[Chart and figure data]
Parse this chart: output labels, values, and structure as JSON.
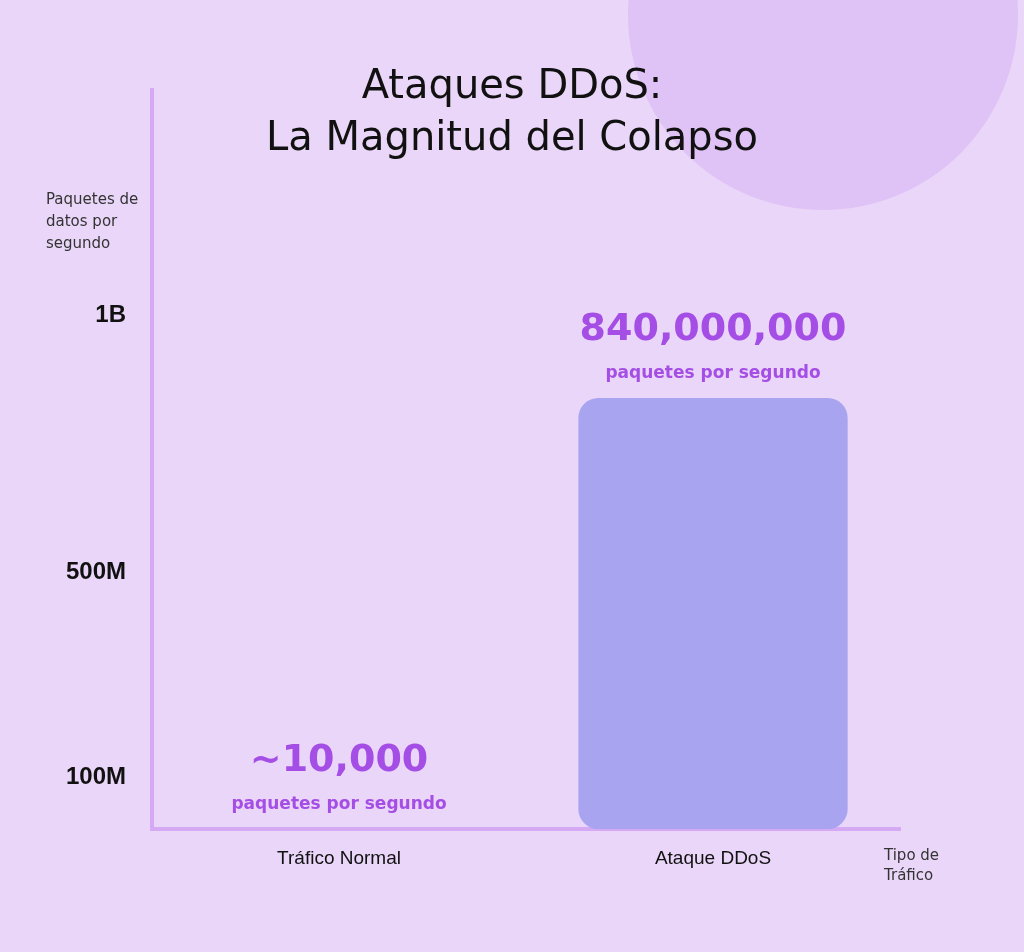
{
  "chart_data": {
    "type": "bar",
    "title": "Ataques DDoS:\nLa Magnitud del Colapso",
    "ylabel": "Paquetes de datos por segundo",
    "xlabel": "Tipo de Tráfico",
    "categories": [
      "Tráfico Normal",
      "Ataque DDoS"
    ],
    "values": [
      10000,
      840000000
    ],
    "colors": [
      "#8f9df0",
      "#a9a4f0"
    ],
    "value_labels": [
      "~10,000",
      "840,000,000"
    ],
    "annotations": [
      {
        "text": "paquetes por segundo",
        "x": "Tráfico Normal",
        "y": 10000
      },
      {
        "text": "paquetes por segundo",
        "x": "Ataque DDoS",
        "y": 840000000
      }
    ],
    "ylim": [
      0,
      1440000000
    ],
    "yticks": [
      {
        "value": 100000000,
        "label": "100M"
      },
      {
        "value": 500000000,
        "label": "500M"
      },
      {
        "value": 1000000000,
        "label": "1B"
      }
    ],
    "grid": false,
    "legend": false
  }
}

# DIRECTIONS
Quote everything in the listing above exactly; pictures are the only thing to omit.

# THE ANSWER
Parse this chart: output labels, values, and structure as JSON.
{
  "chart_data": {
    "type": "bar",
    "title": "Ataques DDoS:\nLa Magnitud del Colapso",
    "ylabel": "Paquetes de datos por segundo",
    "xlabel": "Tipo de Tráfico",
    "categories": [
      "Tráfico Normal",
      "Ataque DDoS"
    ],
    "values": [
      10000,
      840000000
    ],
    "colors": [
      "#8f9df0",
      "#a9a4f0"
    ],
    "value_labels": [
      "~10,000",
      "840,000,000"
    ],
    "annotations": [
      {
        "text": "paquetes por segundo",
        "x": "Tráfico Normal",
        "y": 10000
      },
      {
        "text": "paquetes por segundo",
        "x": "Ataque DDoS",
        "y": 840000000
      }
    ],
    "ylim": [
      0,
      1440000000
    ],
    "yticks": [
      {
        "value": 100000000,
        "label": "100M"
      },
      {
        "value": 500000000,
        "label": "500M"
      },
      {
        "value": 1000000000,
        "label": "1B"
      }
    ],
    "grid": false,
    "legend": false
  }
}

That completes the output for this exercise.